— OBJECTIF —
Combien de lignes des enregistrements contiennent la chaîne « Input » ? Donnez seulement le nombre.

— ENREGISTREMENTS BRUTS —
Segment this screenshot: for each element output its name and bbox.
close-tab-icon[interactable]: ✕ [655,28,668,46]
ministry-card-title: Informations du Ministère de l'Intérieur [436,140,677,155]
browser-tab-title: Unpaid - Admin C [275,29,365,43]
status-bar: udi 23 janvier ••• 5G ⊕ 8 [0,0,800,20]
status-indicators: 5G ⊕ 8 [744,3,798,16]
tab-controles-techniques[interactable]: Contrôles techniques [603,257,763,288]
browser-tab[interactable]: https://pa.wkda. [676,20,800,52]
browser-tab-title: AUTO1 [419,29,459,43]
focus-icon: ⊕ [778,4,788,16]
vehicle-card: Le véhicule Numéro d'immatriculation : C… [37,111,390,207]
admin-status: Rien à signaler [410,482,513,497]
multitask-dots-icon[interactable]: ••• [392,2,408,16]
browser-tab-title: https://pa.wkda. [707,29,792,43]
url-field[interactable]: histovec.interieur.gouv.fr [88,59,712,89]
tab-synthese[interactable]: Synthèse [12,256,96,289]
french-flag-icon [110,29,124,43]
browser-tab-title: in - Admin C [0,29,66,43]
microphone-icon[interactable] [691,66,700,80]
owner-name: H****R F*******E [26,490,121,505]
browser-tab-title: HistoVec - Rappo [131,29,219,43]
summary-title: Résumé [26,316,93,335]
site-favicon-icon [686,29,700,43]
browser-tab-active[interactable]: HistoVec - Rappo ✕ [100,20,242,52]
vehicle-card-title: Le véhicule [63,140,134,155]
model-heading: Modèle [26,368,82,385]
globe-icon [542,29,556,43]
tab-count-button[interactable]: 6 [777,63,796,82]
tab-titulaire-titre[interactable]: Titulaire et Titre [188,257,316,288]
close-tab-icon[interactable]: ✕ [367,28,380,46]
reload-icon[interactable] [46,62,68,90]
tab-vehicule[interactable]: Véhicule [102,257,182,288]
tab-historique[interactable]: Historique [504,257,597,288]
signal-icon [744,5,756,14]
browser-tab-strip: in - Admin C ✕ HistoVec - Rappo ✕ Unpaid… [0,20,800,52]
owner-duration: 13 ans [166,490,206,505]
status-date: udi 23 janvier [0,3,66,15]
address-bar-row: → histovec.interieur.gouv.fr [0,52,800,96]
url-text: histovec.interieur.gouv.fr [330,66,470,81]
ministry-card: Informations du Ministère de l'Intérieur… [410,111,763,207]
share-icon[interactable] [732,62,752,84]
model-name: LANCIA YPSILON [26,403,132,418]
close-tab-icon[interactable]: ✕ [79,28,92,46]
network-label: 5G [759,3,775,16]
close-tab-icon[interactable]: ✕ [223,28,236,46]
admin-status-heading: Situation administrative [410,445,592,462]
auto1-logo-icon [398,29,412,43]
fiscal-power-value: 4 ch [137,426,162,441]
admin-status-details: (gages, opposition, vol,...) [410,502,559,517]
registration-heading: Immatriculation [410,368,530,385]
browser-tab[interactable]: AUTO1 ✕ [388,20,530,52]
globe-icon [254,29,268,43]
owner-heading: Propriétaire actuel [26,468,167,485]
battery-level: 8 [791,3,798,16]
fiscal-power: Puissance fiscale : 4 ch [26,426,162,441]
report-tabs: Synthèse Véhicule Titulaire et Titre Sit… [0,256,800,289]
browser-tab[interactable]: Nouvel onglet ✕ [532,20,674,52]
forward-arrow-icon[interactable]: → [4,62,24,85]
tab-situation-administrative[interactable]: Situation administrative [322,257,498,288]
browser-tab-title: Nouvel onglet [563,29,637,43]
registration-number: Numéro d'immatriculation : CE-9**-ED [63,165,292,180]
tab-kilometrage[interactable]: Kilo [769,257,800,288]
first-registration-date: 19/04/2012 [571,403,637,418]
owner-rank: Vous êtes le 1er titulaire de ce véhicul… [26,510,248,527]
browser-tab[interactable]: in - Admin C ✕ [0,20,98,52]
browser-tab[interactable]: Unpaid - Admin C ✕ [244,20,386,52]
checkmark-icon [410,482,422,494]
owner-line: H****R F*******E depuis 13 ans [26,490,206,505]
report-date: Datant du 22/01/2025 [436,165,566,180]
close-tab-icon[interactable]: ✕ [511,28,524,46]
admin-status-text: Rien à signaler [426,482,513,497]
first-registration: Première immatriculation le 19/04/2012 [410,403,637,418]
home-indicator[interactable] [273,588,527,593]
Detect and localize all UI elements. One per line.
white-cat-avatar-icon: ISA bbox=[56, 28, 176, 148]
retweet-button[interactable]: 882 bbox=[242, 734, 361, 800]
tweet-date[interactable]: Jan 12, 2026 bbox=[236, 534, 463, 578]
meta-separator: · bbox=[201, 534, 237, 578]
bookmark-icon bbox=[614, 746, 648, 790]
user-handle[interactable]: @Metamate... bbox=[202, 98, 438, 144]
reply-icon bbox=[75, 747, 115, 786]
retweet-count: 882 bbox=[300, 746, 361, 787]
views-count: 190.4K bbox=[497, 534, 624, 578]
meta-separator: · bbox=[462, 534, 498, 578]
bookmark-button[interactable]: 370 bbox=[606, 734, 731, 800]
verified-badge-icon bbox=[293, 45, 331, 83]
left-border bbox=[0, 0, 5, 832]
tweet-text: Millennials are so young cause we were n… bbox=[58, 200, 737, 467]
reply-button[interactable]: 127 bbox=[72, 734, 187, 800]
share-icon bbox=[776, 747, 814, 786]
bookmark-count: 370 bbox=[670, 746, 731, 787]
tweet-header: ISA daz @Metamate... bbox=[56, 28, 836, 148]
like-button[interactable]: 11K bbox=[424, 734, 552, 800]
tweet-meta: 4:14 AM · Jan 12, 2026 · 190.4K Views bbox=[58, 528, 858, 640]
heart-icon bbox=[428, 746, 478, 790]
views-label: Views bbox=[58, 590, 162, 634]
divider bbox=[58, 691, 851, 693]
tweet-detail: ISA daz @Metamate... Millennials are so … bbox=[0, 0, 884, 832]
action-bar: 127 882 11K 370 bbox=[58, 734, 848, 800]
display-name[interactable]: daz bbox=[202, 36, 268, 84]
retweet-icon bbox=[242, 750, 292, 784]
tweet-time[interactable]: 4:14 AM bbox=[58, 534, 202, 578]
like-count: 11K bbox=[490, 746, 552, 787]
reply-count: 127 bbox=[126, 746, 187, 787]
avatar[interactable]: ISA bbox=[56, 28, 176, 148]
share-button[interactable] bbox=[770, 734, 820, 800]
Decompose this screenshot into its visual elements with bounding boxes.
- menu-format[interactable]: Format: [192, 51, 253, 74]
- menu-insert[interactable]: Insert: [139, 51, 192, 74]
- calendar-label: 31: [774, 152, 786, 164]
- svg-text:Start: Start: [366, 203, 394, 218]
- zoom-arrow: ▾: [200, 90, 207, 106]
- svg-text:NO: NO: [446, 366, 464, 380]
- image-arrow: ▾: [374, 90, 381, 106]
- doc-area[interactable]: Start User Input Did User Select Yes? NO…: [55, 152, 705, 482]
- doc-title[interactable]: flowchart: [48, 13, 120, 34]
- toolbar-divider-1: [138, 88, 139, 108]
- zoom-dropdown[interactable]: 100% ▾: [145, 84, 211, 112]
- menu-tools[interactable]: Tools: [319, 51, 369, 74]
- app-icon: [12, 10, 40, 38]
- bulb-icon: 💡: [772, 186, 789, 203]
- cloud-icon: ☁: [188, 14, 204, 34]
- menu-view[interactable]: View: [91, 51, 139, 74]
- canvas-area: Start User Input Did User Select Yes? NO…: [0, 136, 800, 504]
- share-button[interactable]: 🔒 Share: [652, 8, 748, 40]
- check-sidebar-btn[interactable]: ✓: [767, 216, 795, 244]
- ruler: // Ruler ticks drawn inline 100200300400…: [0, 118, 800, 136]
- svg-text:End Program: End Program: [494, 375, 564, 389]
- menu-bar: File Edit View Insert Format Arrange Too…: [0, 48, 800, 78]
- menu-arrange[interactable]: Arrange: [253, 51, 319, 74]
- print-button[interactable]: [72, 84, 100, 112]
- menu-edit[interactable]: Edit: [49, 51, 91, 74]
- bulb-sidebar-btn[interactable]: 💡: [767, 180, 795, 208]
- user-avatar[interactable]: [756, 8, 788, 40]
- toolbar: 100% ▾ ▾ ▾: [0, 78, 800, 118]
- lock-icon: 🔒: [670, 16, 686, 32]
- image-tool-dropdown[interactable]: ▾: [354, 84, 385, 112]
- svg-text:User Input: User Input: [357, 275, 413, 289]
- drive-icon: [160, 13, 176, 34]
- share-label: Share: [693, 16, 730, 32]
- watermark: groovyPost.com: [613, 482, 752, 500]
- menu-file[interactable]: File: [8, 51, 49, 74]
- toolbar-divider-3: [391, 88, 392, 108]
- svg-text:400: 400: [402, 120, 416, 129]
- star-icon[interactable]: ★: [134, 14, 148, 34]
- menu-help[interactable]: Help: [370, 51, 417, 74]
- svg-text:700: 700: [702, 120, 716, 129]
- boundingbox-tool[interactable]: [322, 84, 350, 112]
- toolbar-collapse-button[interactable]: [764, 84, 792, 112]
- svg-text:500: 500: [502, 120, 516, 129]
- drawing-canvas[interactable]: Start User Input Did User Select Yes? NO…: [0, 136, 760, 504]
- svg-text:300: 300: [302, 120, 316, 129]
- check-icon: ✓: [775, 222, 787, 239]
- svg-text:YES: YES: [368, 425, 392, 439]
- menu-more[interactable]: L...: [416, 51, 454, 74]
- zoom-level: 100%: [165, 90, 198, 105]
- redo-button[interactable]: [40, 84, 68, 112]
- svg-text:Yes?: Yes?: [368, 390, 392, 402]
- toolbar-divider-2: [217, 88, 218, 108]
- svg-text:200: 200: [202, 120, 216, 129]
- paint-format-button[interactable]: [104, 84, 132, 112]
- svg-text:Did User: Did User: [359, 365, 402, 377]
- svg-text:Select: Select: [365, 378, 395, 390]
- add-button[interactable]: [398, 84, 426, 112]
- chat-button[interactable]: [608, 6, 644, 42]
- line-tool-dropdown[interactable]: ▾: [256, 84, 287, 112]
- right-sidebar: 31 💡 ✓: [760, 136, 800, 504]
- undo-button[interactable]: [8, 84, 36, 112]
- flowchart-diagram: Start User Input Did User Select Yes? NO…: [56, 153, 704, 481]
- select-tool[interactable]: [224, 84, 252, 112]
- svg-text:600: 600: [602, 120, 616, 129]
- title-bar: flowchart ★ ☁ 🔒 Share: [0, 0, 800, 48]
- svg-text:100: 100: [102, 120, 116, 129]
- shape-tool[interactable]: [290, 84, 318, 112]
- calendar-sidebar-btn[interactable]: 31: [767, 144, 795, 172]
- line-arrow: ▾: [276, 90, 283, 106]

— CORRIGÉ —
5